TASK REQUIREMENTS ::
Reproduce each of the following items verbatim, line for line.

THE DATA ::
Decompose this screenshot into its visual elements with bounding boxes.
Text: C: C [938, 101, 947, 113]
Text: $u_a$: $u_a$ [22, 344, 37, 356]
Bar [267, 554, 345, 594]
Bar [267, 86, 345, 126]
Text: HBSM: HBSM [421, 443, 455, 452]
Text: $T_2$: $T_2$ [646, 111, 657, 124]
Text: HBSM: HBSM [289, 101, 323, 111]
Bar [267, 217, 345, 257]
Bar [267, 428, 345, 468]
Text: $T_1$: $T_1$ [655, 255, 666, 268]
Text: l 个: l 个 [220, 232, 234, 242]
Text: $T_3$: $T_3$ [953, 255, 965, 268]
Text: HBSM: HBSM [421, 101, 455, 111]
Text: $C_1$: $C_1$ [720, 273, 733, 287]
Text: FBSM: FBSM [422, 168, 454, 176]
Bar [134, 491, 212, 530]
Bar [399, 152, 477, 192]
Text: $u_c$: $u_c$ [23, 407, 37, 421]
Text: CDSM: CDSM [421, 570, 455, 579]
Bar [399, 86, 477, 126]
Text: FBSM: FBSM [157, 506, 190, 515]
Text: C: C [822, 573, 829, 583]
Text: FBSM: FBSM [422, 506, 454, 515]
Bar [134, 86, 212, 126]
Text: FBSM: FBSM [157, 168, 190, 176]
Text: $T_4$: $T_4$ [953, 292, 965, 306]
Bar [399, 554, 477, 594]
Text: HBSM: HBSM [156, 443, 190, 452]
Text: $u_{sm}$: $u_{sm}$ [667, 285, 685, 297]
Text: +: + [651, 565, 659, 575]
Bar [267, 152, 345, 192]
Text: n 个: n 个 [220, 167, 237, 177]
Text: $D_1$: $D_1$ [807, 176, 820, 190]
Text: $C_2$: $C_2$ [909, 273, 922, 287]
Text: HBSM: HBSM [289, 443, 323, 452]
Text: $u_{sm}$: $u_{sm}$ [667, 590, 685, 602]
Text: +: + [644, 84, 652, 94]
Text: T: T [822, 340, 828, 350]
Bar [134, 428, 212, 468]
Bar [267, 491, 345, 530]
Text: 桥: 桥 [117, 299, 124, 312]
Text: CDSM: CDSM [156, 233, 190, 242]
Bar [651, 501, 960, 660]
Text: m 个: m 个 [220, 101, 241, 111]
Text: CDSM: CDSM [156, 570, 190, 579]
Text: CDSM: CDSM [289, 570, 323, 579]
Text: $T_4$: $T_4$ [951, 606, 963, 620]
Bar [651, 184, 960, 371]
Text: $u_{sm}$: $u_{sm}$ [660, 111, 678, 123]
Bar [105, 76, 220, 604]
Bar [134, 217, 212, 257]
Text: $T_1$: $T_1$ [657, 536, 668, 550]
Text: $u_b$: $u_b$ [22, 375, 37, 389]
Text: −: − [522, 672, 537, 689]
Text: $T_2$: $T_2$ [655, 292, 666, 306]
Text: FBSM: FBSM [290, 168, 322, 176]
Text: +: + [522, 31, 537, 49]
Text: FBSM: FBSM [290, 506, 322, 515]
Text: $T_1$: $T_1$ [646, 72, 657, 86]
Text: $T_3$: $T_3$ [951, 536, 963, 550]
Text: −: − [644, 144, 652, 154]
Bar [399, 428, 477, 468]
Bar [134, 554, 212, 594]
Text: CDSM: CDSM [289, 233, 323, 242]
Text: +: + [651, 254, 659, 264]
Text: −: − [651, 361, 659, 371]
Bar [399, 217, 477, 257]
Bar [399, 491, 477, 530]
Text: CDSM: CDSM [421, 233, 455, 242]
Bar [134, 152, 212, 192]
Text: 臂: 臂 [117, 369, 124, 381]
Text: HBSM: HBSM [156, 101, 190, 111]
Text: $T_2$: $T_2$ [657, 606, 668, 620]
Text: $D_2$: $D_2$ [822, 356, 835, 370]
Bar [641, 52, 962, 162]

FINISHED TASK ::
Decompose this screenshot into its visual elements with bounding boxes.
Text: C: C [938, 101, 947, 113]
Text: $u_a$: $u_a$ [22, 344, 37, 356]
Bar [267, 554, 345, 594]
Bar [267, 86, 345, 126]
Text: HBSM: HBSM [421, 443, 455, 452]
Text: $T_2$: $T_2$ [646, 111, 657, 124]
Text: HBSM: HBSM [289, 101, 323, 111]
Bar [267, 217, 345, 257]
Bar [267, 428, 345, 468]
Text: $T_1$: $T_1$ [655, 255, 666, 268]
Text: l 个: l 个 [220, 232, 234, 242]
Text: $T_3$: $T_3$ [953, 255, 965, 268]
Text: HBSM: HBSM [421, 101, 455, 111]
Text: $C_1$: $C_1$ [720, 273, 733, 287]
Text: FBSM: FBSM [422, 168, 454, 176]
Bar [134, 491, 212, 530]
Bar [399, 152, 477, 192]
Text: $u_c$: $u_c$ [23, 407, 37, 421]
Text: CDSM: CDSM [421, 570, 455, 579]
Bar [399, 86, 477, 126]
Text: FBSM: FBSM [157, 506, 190, 515]
Text: C: C [822, 573, 829, 583]
Text: FBSM: FBSM [422, 506, 454, 515]
Bar [134, 86, 212, 126]
Text: FBSM: FBSM [157, 168, 190, 176]
Text: $T_4$: $T_4$ [953, 292, 965, 306]
Bar [399, 554, 477, 594]
Text: HBSM: HBSM [156, 443, 190, 452]
Text: $u_{sm}$: $u_{sm}$ [667, 285, 685, 297]
Text: +: + [651, 565, 659, 575]
Bar [267, 152, 345, 192]
Text: n 个: n 个 [220, 167, 237, 177]
Text: $D_1$: $D_1$ [807, 176, 820, 190]
Text: $C_2$: $C_2$ [909, 273, 922, 287]
Text: HBSM: HBSM [289, 443, 323, 452]
Text: $u_{sm}$: $u_{sm}$ [667, 590, 685, 602]
Text: +: + [644, 84, 652, 94]
Text: T: T [822, 340, 828, 350]
Bar [134, 428, 212, 468]
Bar [267, 491, 345, 530]
Text: 桥: 桥 [117, 299, 124, 312]
Text: CDSM: CDSM [156, 233, 190, 242]
Bar [651, 501, 960, 660]
Text: m 个: m 个 [220, 101, 241, 111]
Text: CDSM: CDSM [156, 570, 190, 579]
Text: CDSM: CDSM [289, 570, 323, 579]
Text: $T_4$: $T_4$ [951, 606, 963, 620]
Bar [651, 184, 960, 371]
Text: $u_{sm}$: $u_{sm}$ [660, 111, 678, 123]
Bar [105, 76, 220, 604]
Bar [134, 217, 212, 257]
Text: $T_1$: $T_1$ [657, 536, 668, 550]
Text: $u_b$: $u_b$ [22, 375, 37, 389]
Text: −: − [522, 672, 537, 689]
Text: $T_2$: $T_2$ [655, 292, 666, 306]
Text: FBSM: FBSM [290, 168, 322, 176]
Text: +: + [522, 31, 537, 49]
Text: FBSM: FBSM [290, 506, 322, 515]
Text: $T_1$: $T_1$ [646, 72, 657, 86]
Text: $T_3$: $T_3$ [951, 536, 963, 550]
Text: −: − [644, 144, 652, 154]
Bar [399, 428, 477, 468]
Bar [134, 554, 212, 594]
Text: CDSM: CDSM [289, 233, 323, 242]
Text: +: + [651, 254, 659, 264]
Text: −: − [651, 361, 659, 371]
Bar [399, 217, 477, 257]
Bar [399, 491, 477, 530]
Text: CDSM: CDSM [421, 233, 455, 242]
Bar [134, 152, 212, 192]
Text: 臂: 臂 [117, 369, 124, 381]
Text: HBSM: HBSM [156, 101, 190, 111]
Text: $T_2$: $T_2$ [657, 606, 668, 620]
Text: $D_2$: $D_2$ [822, 356, 835, 370]
Bar [641, 52, 962, 162]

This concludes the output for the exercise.